Instructions for the task :: Images are not part of the copy; transcribe all the data exactly.

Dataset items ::
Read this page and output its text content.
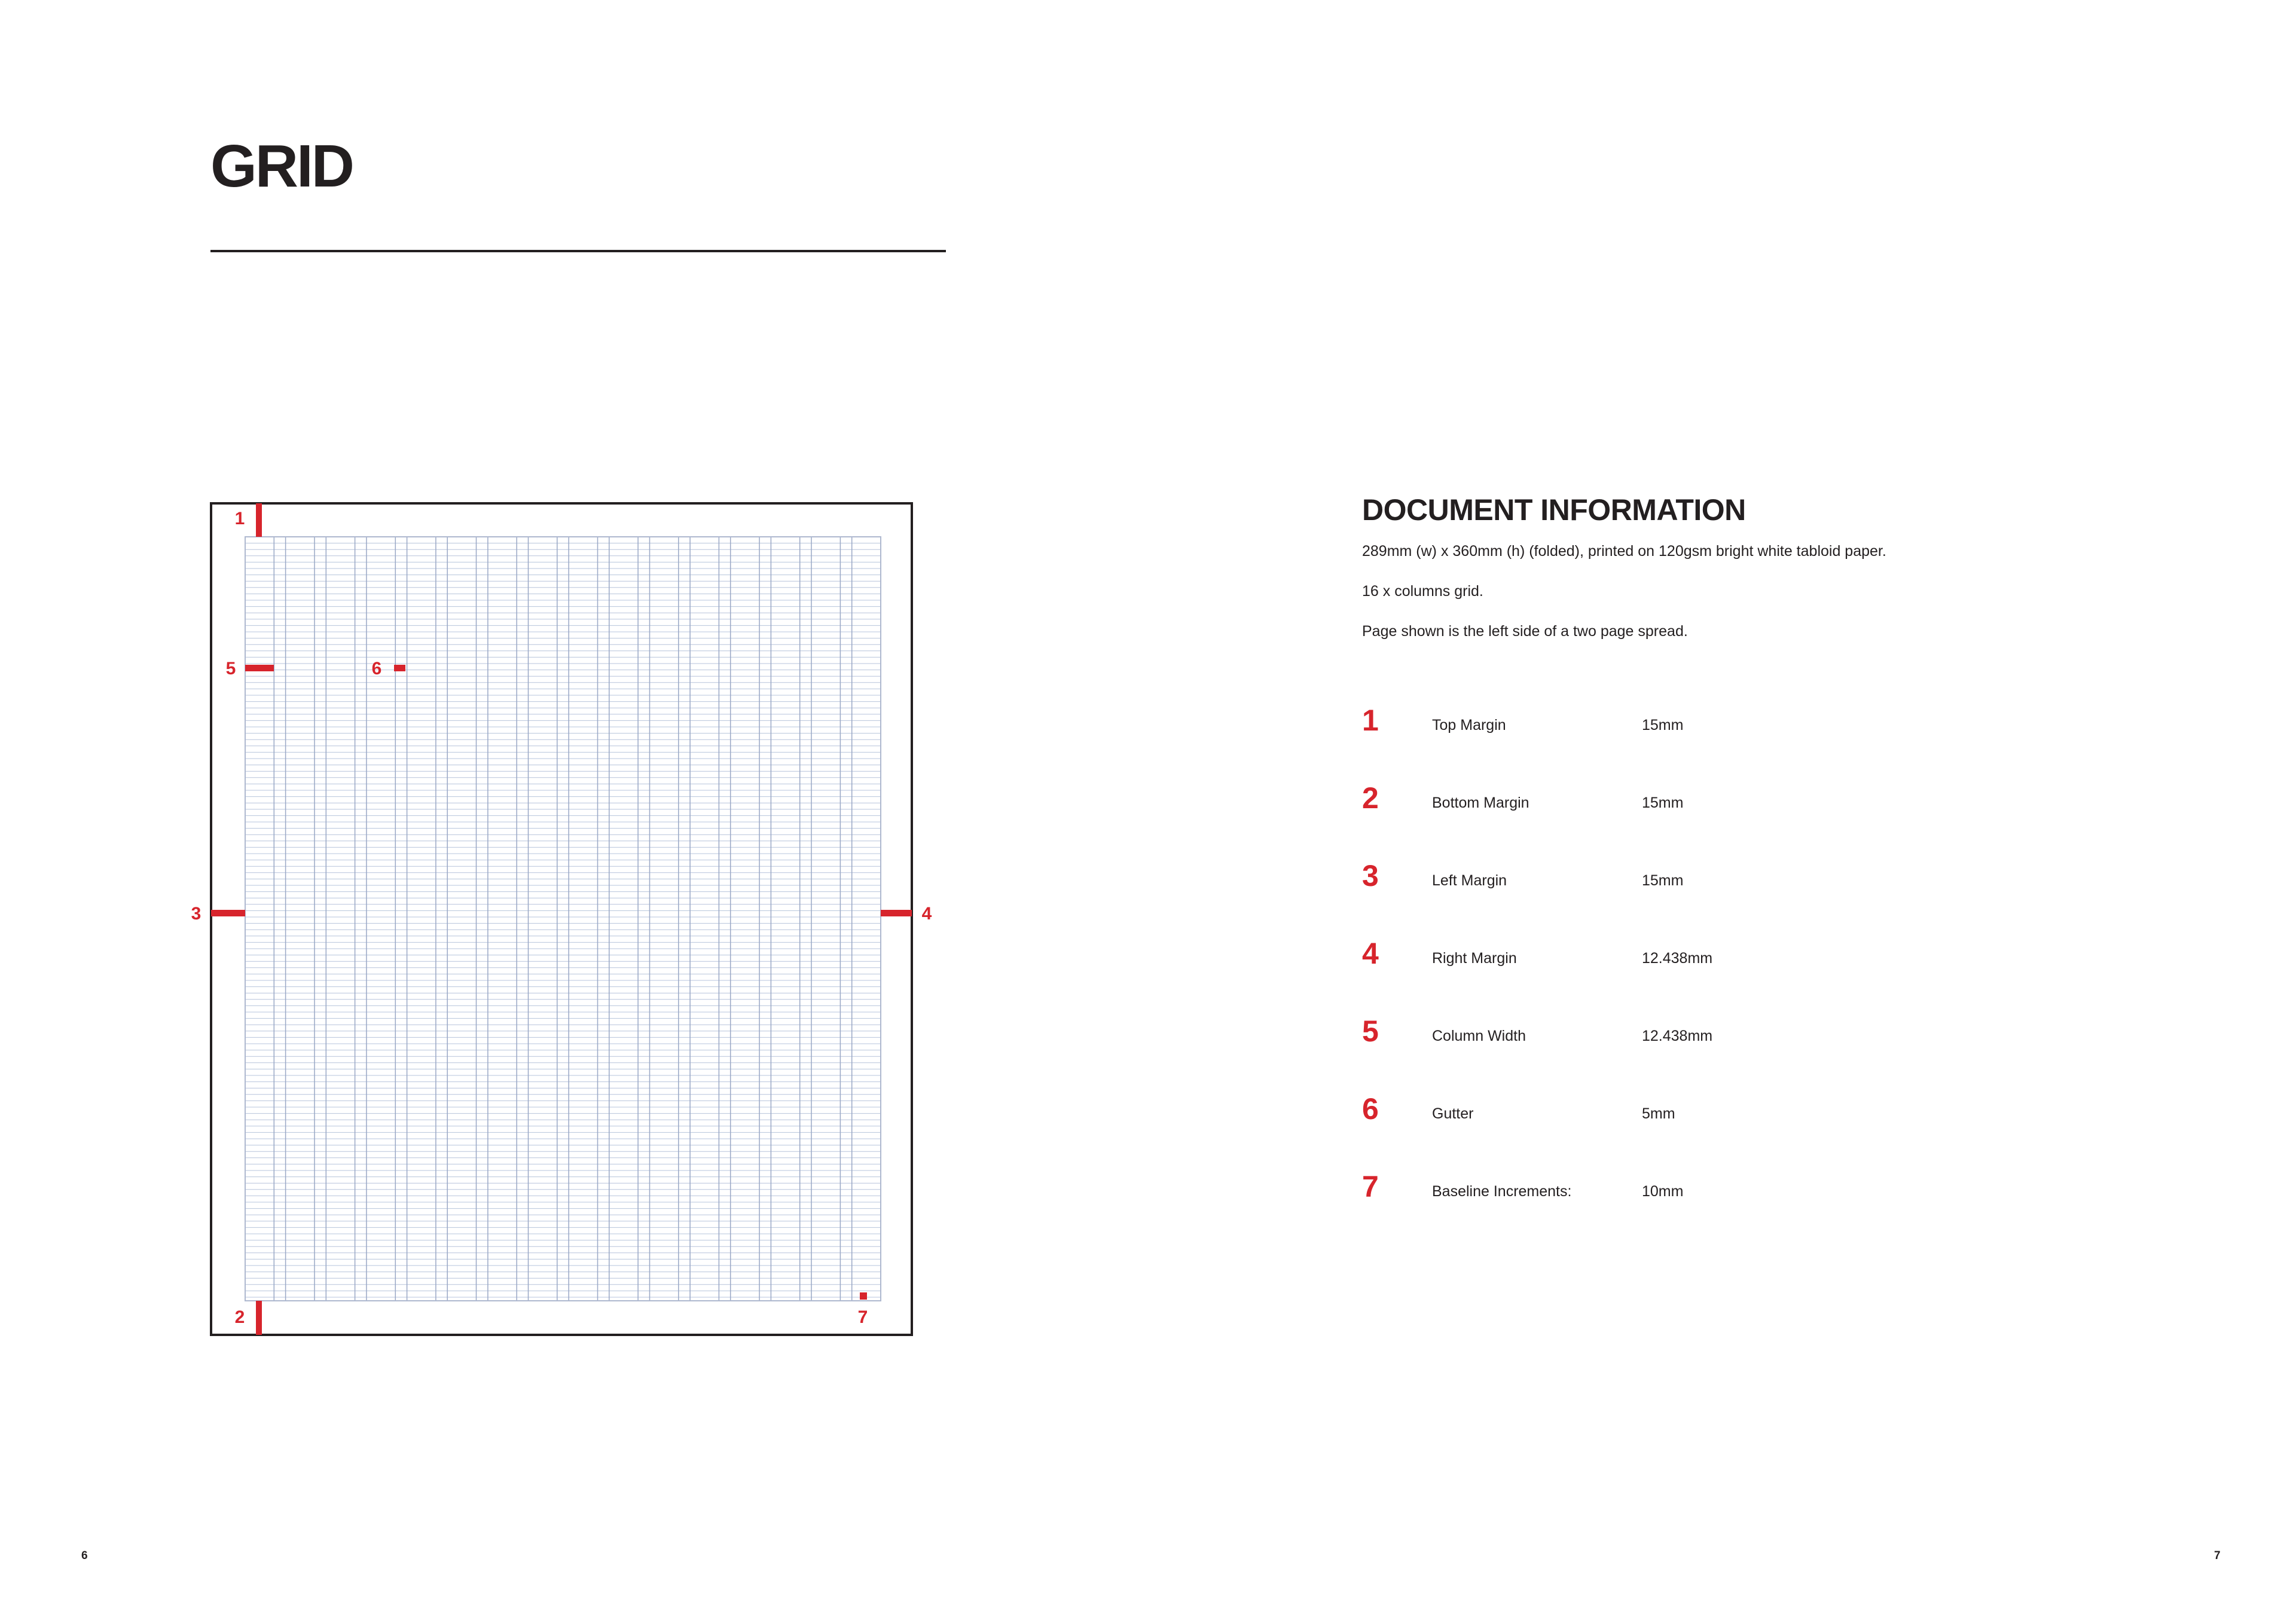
GRID
1
2
3	4
5	6
7
DOCUMENT INFORMATION

289mm (w) x 360mm (h) (folded), printed on 120gsm bright white tabloid paper.

16 x columns grid.

Page shown is the left side of a two page spread.

1	Top Margin	15mm
2	Bottom Margin	15mm
3	Left Margin	15mm
4	Right Margin	12.438mm
5	Column Width	12.438mm
6	Gutter	5mm
7	Baseline Increments:	10mm
6	7
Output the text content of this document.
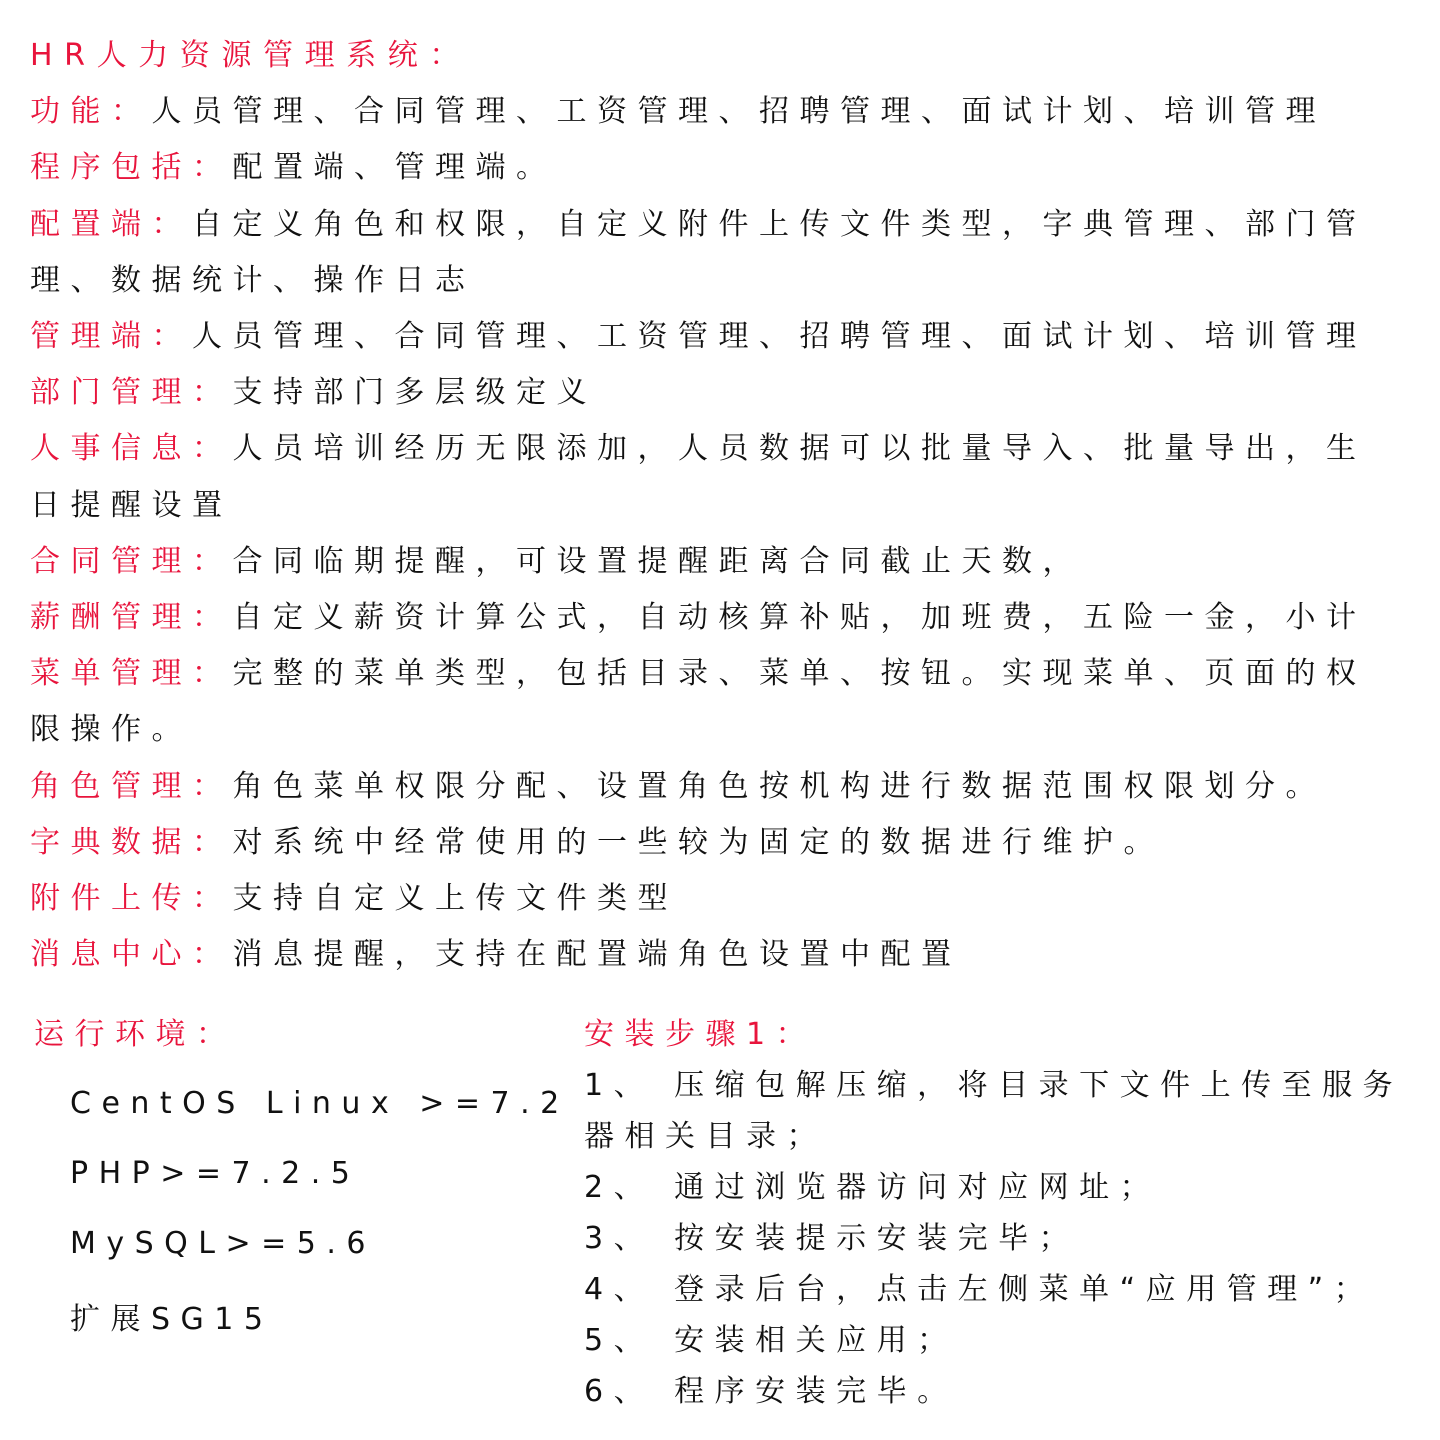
HR人力资源管理系统：
功能：人员管理、合同管理、工资管理、招聘管理、面试计划、培训管理
程序包括：配置端、管理端。
配置端：自定义角色和权限，自定义附件上传文件类型，字典管理、部门管理、数据统计、操作日志
管理端：人员管理、合同管理、工资管理、招聘管理、面试计划、培训管理
部门管理：支持部门多层级定义
人事信息：人员培训经历无限添加，人员数据可以批量导入、批量导出，生日提醒设置
合同管理：合同临期提醒，可设置提醒距离合同截止天数，
薪酬管理：自定义薪资计算公式，自动核算补贴，加班费，五险一金，小计
菜单管理：完整的菜单类型，包括目录、菜单、按钮。实现菜单、页面的权限操作。
角色管理：角色菜单权限分配、设置角色按机构进行数据范围权限划分。
字典数据：对系统中经常使用的一些较为固定的数据进行维护。
附件上传：支持自定义上传文件类型
消息中心：消息提醒，支持在配置端角色设置中配置
运行环境：
CentOS Linux >=7.2
PHP>=7.2.5
MySQL>=5.6
扩展SG15
安装步骤1：
1、 压缩包解压缩，将目录下文件上传至服务器相关目录；
2、 通过浏览器访问对应网址；
3、 按安装提示安装完毕；
4、 登录后台，点击左侧菜单“应用管理”；
5、 安装相关应用；
6、 程序安装完毕。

Output of the exercise ::
Read this page and output its text content.
GRID
1
2
3	4
5	6
7
DOCUMENT INFORMATION

289mm (w) x 360mm (h) (folded), printed on 120gsm bright white tabloid paper.

16 x columns grid.

Page shown is the left side of a two page spread.

1	Top Margin	15mm
2	Bottom Margin	15mm
3	Left Margin	15mm
4	Right Margin	12.438mm
5	Column Width	12.438mm
6	Gutter	5mm
7	Baseline Increments:	10mm
6	7
Output the text content of this document.
HR人力资源管理系统：
功能：人员管理、合同管理、工资管理、招聘管理、面试计划、培训管理
程序包括：配置端、管理端。
配置端：自定义角色和权限，自定义附件上传文件类型，字典管理、部门管理、数据统计、操作日志
管理端：人员管理、合同管理、工资管理、招聘管理、面试计划、培训管理
部门管理：支持部门多层级定义
人事信息：人员培训经历无限添加，人员数据可以批量导入、批量导出，生日提醒设置
合同管理：合同临期提醒，可设置提醒距离合同截止天数，
薪酬管理：自定义薪资计算公式，自动核算补贴，加班费，五险一金，小计
菜单管理：完整的菜单类型，包括目录、菜单、按钮。实现菜单、页面的权限操作。
角色管理：角色菜单权限分配、设置角色按机构进行数据范围权限划分。
字典数据：对系统中经常使用的一些较为固定的数据进行维护。
附件上传：支持自定义上传文件类型
消息中心：消息提醒，支持在配置端角色设置中配置
运行环境：
CentOS Linux >=7.2
PHP>=7.2.5
MySQL>=5.6
扩展SG15
安装步骤1：
1、 压缩包解压缩，将目录下文件上传至服务器相关目录；
2、 通过浏览器访问对应网址；
3、 按安装提示安装完毕；
4、 登录后台，点击左侧菜单“应用管理”；
5、 安装相关应用；
6、 程序安装完毕。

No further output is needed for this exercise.